> **Written exercise**
Assemble all lines in which the string "可用于配制黑火药" appears.

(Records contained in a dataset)
----
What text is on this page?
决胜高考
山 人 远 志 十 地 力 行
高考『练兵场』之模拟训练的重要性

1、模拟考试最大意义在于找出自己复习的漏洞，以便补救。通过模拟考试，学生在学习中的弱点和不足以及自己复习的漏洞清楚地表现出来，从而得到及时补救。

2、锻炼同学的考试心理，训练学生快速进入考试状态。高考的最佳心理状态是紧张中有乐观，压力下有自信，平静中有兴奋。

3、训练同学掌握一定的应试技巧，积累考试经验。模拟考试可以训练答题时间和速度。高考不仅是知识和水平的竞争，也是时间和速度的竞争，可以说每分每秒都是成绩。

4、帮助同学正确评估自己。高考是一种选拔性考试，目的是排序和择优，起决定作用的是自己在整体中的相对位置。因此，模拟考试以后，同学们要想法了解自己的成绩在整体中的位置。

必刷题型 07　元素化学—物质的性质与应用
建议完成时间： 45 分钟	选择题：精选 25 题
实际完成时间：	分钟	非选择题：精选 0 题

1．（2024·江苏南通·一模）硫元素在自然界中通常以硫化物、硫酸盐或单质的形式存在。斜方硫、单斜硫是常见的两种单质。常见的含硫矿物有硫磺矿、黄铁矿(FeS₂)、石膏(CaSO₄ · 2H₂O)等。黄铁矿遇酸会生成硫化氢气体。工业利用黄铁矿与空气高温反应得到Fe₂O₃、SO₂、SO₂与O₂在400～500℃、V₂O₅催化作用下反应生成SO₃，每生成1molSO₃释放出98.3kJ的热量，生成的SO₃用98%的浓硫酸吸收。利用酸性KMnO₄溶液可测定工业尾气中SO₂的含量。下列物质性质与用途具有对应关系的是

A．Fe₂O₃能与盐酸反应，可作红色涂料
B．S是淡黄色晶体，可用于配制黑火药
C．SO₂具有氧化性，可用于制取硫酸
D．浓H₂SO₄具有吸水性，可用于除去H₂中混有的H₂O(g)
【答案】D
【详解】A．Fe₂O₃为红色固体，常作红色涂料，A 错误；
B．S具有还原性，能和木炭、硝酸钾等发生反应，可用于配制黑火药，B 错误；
----
> **Final result**
B．S是淡黄色晶体，可用于配制黑火药
B．S具有还原性，能和木炭、硝酸钾等发生反应，可用于配制黑火药，B 错误；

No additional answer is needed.